_LISTING_
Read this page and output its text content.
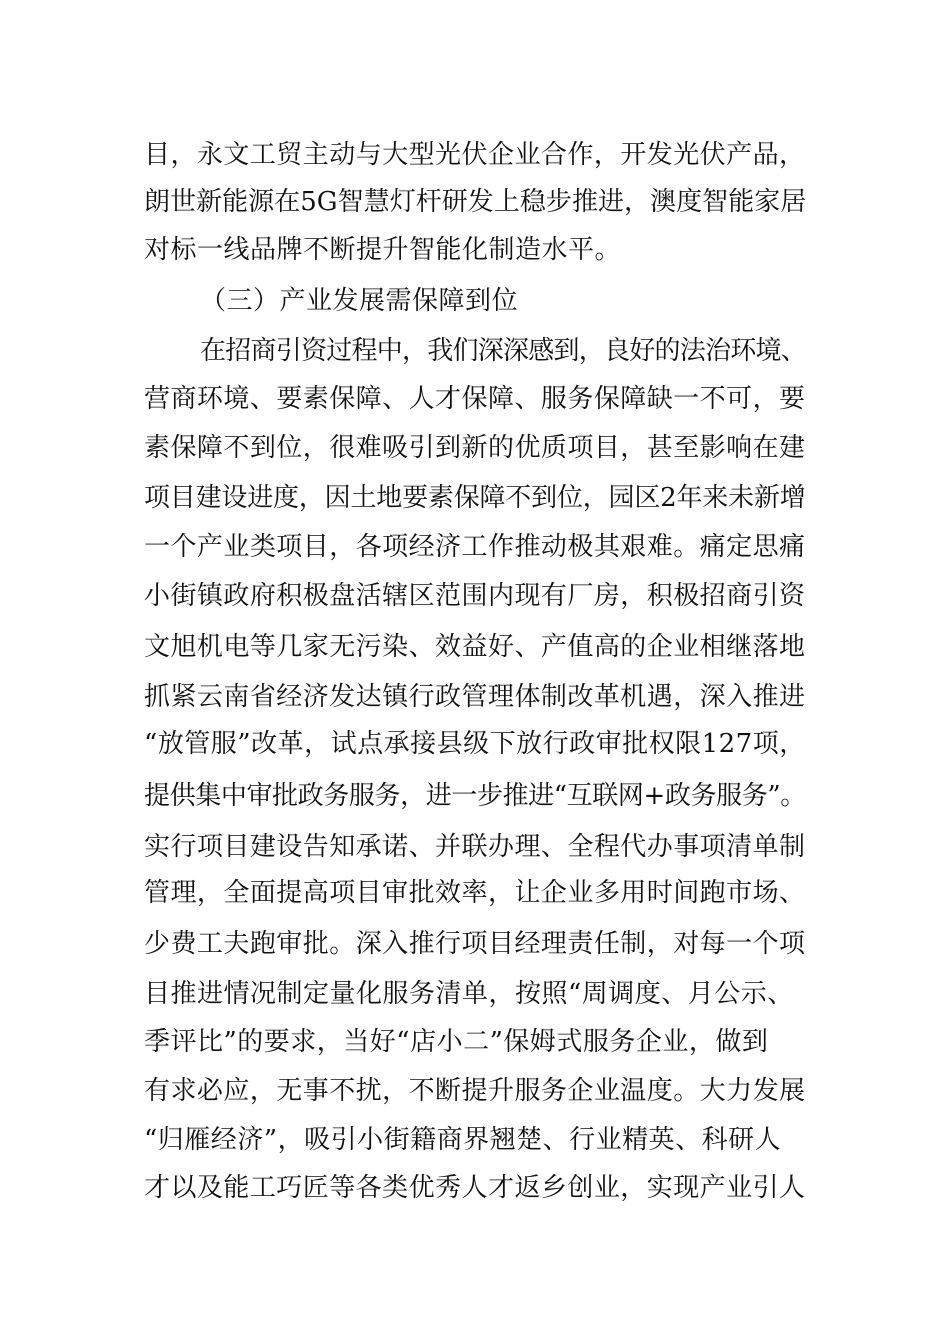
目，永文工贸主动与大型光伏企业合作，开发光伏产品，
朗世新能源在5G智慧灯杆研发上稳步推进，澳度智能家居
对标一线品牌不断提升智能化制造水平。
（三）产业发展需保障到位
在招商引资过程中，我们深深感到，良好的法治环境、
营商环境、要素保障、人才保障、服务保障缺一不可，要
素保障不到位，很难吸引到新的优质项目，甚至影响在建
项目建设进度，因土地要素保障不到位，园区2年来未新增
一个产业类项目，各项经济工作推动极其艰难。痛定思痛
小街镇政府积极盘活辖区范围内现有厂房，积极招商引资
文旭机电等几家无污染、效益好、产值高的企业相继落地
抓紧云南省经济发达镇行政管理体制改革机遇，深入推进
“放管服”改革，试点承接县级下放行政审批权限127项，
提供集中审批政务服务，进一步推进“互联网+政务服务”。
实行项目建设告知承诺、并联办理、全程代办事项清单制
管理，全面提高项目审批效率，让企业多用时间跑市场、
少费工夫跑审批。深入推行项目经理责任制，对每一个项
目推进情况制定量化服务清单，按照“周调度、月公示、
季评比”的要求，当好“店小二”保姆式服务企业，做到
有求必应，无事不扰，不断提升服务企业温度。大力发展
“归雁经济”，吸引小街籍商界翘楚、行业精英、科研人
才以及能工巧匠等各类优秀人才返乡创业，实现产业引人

--

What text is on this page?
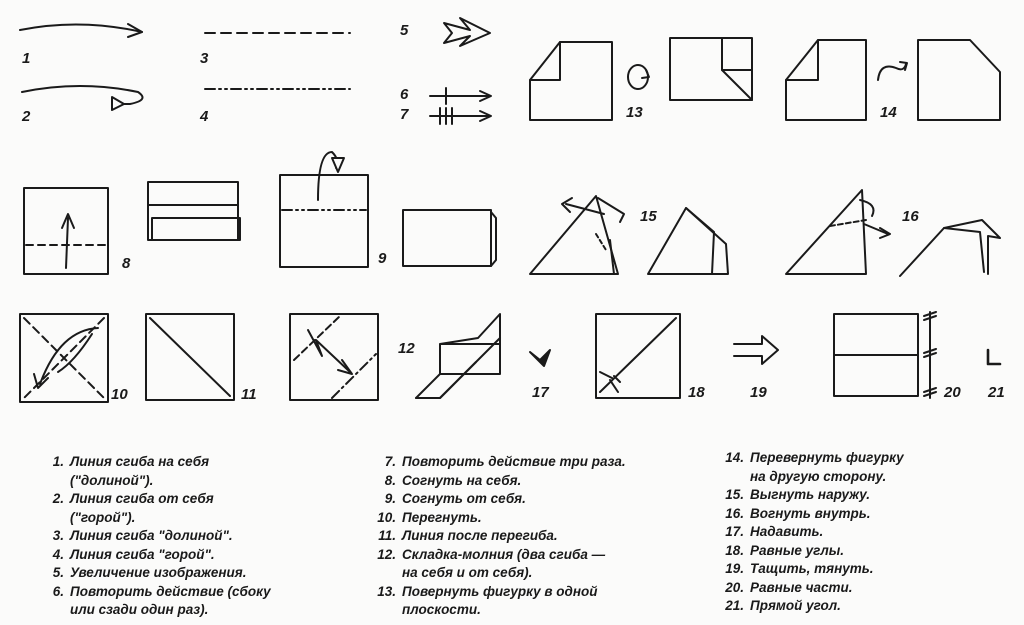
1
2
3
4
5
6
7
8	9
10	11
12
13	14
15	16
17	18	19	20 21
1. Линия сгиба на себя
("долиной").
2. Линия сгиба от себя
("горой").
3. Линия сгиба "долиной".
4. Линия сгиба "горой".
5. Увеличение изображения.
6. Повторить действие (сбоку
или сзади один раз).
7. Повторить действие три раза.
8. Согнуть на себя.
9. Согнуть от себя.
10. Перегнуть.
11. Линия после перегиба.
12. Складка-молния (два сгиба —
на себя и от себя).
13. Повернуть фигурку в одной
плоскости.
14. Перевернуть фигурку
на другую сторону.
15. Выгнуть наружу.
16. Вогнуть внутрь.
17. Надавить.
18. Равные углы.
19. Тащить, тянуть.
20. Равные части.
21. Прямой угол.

_WHAT YOU WILL DO_
Which lines of the data include "фигурку"? Copy each of them.

_WRITTEN REPLY_
13. Повернуть фигурку в одной
14. Перевернуть фигурку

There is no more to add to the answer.